▶ [What you need to do]:
a) Rewrite the article's passage from "By Phyllis Schiller" to "to that legacy.", substituting "Jodhpur" for "Jaipur".
b) Answer these questions from the article.
(i) Whose name appears in the byline?
(ii) To whom is the image credited?
(iii) In what year was The Gem Palace established?

Rapaport Magazine
Style & Design

A walk through the palace

A new book celebrates the innovative creations of Indian designer Munnu.

By Phyllis Schiller

Image: World Diamond Museum

Artist-jeweler Pramod Kasliwal — known as Munnu, or “little one” — already had deep roots in the trade when he began his design career. Born in Jaipur, India, in 1958, he came from a family of gem merchants and jewelers who had moved to the city in 1728 at the invitation of the maharaja Jai Singh II, establishing The Gem Palace in 1852. Although Munnu died in 2012 at the young age of 54, his influence on the family business and Indian jewelry was profound. A new book — Munnu: Vision and Passion by jewelry historian Usha R. Balakrishnan — pays homage to that legacy.

▶ [Stored rows]:
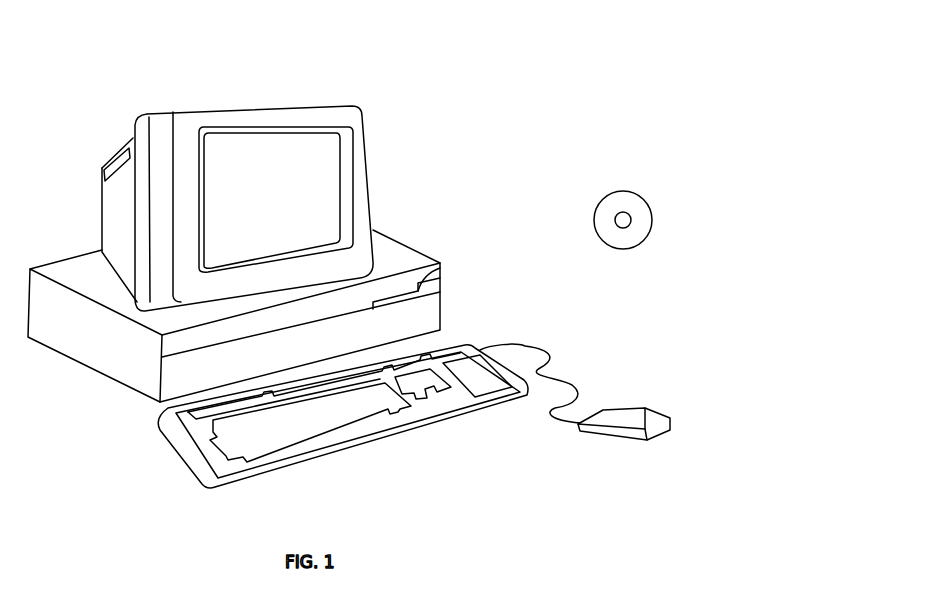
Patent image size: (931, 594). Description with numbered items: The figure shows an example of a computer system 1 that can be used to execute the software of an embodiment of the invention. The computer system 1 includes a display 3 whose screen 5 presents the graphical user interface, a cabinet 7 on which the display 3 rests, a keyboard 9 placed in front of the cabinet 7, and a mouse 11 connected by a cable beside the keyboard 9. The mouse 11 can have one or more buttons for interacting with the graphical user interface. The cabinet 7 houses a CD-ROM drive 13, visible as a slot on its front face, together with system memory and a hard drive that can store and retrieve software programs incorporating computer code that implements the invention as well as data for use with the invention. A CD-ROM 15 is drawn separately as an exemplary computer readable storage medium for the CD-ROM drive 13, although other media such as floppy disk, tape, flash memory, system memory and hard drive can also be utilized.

The computer system 1 is at (553, 85).
The display 3 is at (373, 203).
The screen 5 is at (340, 160).
The cabinet 7 is at (122, 384).
The keyboard 9 is at (348, 452).
The mouse 11 is at (662, 412).
The CD-ROM drive 13 is at (442, 267).
The CD-ROM 15 is at (641, 192).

▶ [Correct answers]:
a)
By Phyllis Schiller

Image: World Diamond Museum

Artist-jeweler Pramod Kasliwal — known as Munnu, or “little one” — already had deep roots in the trade when he began his design career. Born in Jodhpur, India, in 1958, he came from a family of gem merchants and jewelers who had moved to the city in 1728 at the invitation of the maharaja Jai Singh II, establishing The Gem Palace in 1852. Although Munnu died in 2012 at the young age of 54, his influence on the family business and Indian jewelry was profound. A new book — Munnu: Vision and Passion by jewelry historian Usha R. Balakrishnan — pays homage to that legacy.

b)
(i) Phyllis Schiller
(ii) World Diamond Museum
(iii) 1852